** BEGIN Material to process **

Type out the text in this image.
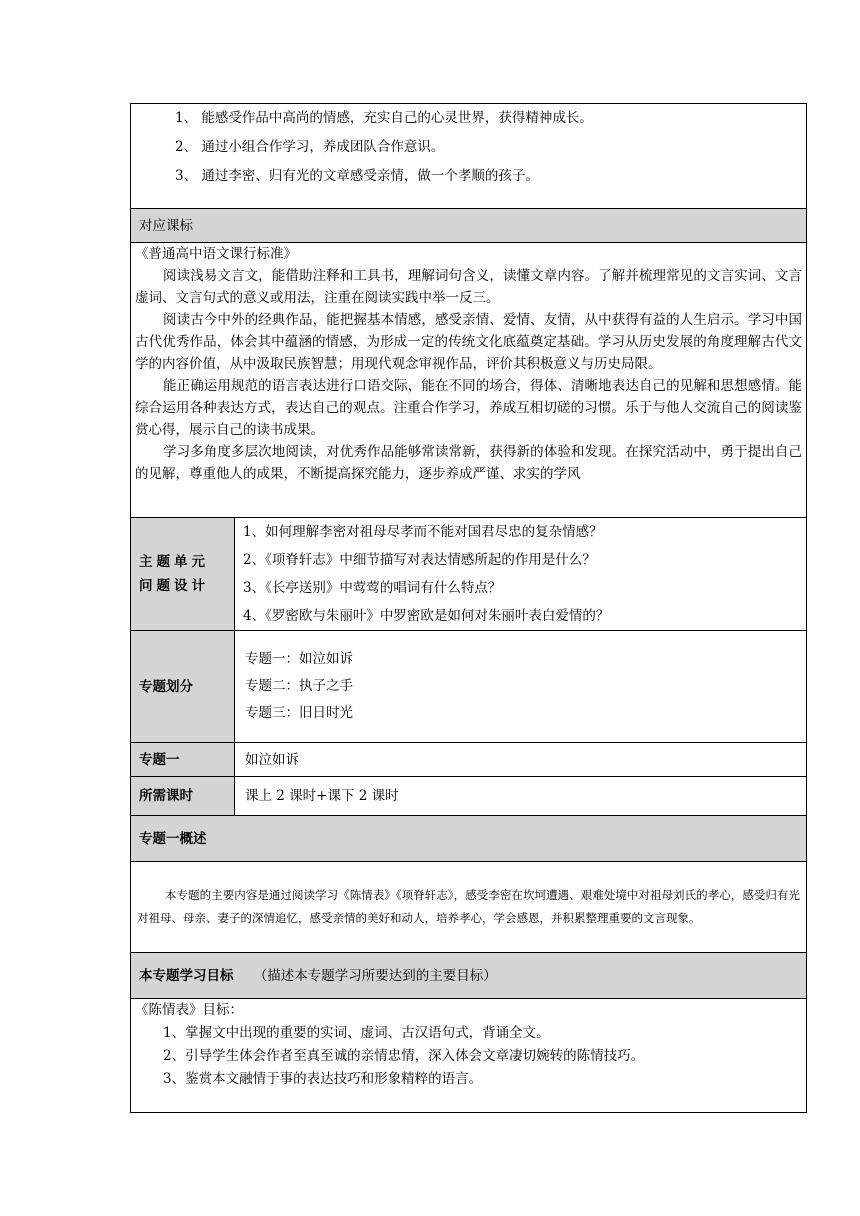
1、 能感受作品中高尚的情感，充实自己的心灵世界，获得精神成长。
2、 通过小组合作学习，养成团队合作意识。
3、 通过李密、归有光的文章感受亲情，做一个孝顺的孩子。	

对应课标	

《普通高中语文课行标准》
阅读浅易文言文，能借助注释和工具书，理解词句含义，读懂文章内容。了解并梳理常见的文言实词、文言虚词、文言句式的意义或用法，注重在阅读实践中举一反三。
阅读古今中外的经典作品，能把握基本情感，感受亲情、爱情、友情，从中获得有益的人生启示。学习中国古代优秀作品，体会其中蕴涵的情感，为形成一定的传统文化底蕴奠定基础。学习从历史发展的角度理解古代文学的内容价值，从中汲取民族智慧；用现代观念审视作品，评价其积极意义与历史局限。
能正确运用规范的语言表达进行口语交际，能在不同的场合，得体、清晰地表达自己的见解和思想感情。能综合运用各种表达方式，表达自己的观点。注重合作学习，养成互相切磋的习惯。乐于与他人交流自己的阅读鉴赏心得，展示自己的读书成果。
学习多角度多层次地阅读，对优秀作品能够常读常新，获得新的体验和发现。在探究活动中，勇于提出自己的见解，尊重他人的成果，不断提高探究能力，逐步养成严谨、求实的学风	

主题单元问题设计	1、如何理解李密对祖母尽孝而不能对国君尽忠的复杂情感？
2、《项脊轩志》中细节描写对表达情感所起的作用是什么？
3、《长亭送别》中莺莺的唱词有什么特点？
4、《罗密欧与朱丽叶》中罗密欧是如何对朱丽叶表白爱情的？

专题划分	专题一：如泣如诉
专题二：执子之手
专题三：旧日时光

专题一	如泣如诉

所需课时	课上 2 课时+课下 2 课时

专题一概述	

本专题的主要内容是通过阅读学习《陈情表》《项脊轩志》，感受李密在坎坷遭遇、艰难处境中对祖母刘氏的孝心，感受归有光对祖母、母亲、妻子的深情追忆，感受亲情的美好和动人，培养孝心，学会感恩，并积累整理重要的文言现象。	

本专题学习目标 （描述本专题学习所要达到的主要目标）	

《陈情表》目标：
1、掌握文中出现的重要的实词、虚词、古汉语句式，背诵全文。
2、引导学生体会作者至真至诚的亲情忠情，深入体会文章凄切婉转的陈情技巧。
3、鉴赏本文融情于事的表达技巧和形象精粹的语言。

** END Material to process **

■ **Task goal**
Output the data exactly. Pictures don't belong in the result.

■ **Complete answer**
Type out the text in this image.
1、 能感受作品中高尚的情感，充实自己的心灵世界，获得精神成长。
2、 通过小组合作学习，养成团队合作意识。
3、 通过李密、归有光的文章感受亲情，做一个孝顺的孩子。	

对应课标	

《普通高中语文课行标准》
阅读浅易文言文，能借助注释和工具书，理解词句含义，读懂文章内容。了解并梳理常见的文言实词、文言虚词、文言句式的意义或用法，注重在阅读实践中举一反三。
阅读古今中外的经典作品，能把握基本情感，感受亲情、爱情、友情，从中获得有益的人生启示。学习中国古代优秀作品，体会其中蕴涵的情感，为形成一定的传统文化底蕴奠定基础。学习从历史发展的角度理解古代文学的内容价值，从中汲取民族智慧；用现代观念审视作品，评价其积极意义与历史局限。
能正确运用规范的语言表达进行口语交际，能在不同的场合，得体、清晰地表达自己的见解和思想感情。能综合运用各种表达方式，表达自己的观点。注重合作学习，养成互相切磋的习惯。乐于与他人交流自己的阅读鉴赏心得，展示自己的读书成果。
学习多角度多层次地阅读，对优秀作品能够常读常新，获得新的体验和发现。在探究活动中，勇于提出自己的见解，尊重他人的成果，不断提高探究能力，逐步养成严谨、求实的学风	

主题单元问题设计	1、如何理解李密对祖母尽孝而不能对国君尽忠的复杂情感？
2、《项脊轩志》中细节描写对表达情感所起的作用是什么？
3、《长亭送别》中莺莺的唱词有什么特点？
4、《罗密欧与朱丽叶》中罗密欧是如何对朱丽叶表白爱情的？

专题划分	专题一：如泣如诉
专题二：执子之手
专题三：旧日时光

专题一	如泣如诉

所需课时	课上 2 课时+课下 2 课时

专题一概述	

本专题的主要内容是通过阅读学习《陈情表》《项脊轩志》，感受李密在坎坷遭遇、艰难处境中对祖母刘氏的孝心，感受归有光对祖母、母亲、妻子的深情追忆，感受亲情的美好和动人，培养孝心，学会感恩，并积累整理重要的文言现象。	

本专题学习目标 （描述本专题学习所要达到的主要目标）	

《陈情表》目标：
1、掌握文中出现的重要的实词、虚词、古汉语句式，背诵全文。
2、引导学生体会作者至真至诚的亲情忠情，深入体会文章凄切婉转的陈情技巧。
3、鉴赏本文融情于事的表达技巧和形象精粹的语言。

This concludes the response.